++++ Given information ++++

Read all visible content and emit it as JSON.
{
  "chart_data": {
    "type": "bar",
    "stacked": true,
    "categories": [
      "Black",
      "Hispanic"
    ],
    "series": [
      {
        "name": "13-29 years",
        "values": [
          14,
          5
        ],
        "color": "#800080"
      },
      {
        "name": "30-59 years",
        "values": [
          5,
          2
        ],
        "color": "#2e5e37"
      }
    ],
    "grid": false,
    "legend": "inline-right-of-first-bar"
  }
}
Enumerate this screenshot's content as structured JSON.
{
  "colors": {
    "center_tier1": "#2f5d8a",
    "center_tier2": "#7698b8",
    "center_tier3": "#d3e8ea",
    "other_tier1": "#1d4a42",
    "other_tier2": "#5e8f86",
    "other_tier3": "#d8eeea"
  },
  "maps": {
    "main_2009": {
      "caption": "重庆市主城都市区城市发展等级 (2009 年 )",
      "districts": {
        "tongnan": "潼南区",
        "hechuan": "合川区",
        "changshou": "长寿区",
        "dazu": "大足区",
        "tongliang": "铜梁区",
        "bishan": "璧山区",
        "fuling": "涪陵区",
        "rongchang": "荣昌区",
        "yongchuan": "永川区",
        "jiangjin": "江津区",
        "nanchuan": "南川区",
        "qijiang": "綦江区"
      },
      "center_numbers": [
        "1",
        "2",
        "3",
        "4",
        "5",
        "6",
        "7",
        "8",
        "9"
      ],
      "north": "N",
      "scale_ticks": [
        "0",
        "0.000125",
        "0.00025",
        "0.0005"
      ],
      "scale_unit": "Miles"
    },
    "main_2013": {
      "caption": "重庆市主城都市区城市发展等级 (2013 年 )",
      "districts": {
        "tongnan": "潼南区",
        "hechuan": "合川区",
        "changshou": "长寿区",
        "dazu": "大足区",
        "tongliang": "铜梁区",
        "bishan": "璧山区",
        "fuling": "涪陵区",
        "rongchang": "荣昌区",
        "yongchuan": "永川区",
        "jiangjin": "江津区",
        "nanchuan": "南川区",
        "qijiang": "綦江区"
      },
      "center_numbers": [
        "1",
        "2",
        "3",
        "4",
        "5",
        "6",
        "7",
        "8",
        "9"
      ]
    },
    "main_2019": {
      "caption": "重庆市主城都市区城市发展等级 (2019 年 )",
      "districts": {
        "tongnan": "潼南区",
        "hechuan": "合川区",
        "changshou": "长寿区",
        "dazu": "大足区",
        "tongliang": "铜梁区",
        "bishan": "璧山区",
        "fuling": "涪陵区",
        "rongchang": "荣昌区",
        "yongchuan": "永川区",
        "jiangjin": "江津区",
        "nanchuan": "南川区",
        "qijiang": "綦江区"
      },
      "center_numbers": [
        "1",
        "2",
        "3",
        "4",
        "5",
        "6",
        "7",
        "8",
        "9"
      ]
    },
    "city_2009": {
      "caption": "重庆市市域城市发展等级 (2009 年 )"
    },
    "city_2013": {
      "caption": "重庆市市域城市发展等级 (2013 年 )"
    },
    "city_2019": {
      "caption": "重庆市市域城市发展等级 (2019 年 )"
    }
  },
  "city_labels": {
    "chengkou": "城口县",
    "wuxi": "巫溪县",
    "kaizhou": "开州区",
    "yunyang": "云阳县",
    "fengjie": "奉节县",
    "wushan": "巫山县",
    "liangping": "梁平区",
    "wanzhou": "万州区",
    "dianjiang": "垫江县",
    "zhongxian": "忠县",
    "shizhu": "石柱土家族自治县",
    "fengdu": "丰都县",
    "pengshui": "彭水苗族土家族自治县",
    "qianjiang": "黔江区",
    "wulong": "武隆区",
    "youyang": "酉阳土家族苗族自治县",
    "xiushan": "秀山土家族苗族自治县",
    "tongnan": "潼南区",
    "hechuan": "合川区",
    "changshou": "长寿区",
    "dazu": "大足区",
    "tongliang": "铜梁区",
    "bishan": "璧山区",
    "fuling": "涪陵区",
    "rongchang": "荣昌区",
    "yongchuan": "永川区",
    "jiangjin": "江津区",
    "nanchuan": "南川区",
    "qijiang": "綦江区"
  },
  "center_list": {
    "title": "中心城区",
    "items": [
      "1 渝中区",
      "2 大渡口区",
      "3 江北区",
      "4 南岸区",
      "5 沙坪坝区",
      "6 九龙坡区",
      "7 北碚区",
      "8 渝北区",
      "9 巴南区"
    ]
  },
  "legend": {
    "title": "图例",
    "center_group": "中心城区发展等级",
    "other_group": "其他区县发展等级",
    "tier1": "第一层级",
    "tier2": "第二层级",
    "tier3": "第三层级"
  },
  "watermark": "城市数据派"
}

++++

Your goal:
What is the number of lines in the listing above that contain the string "caption"? Give only the number.

Full solution:
6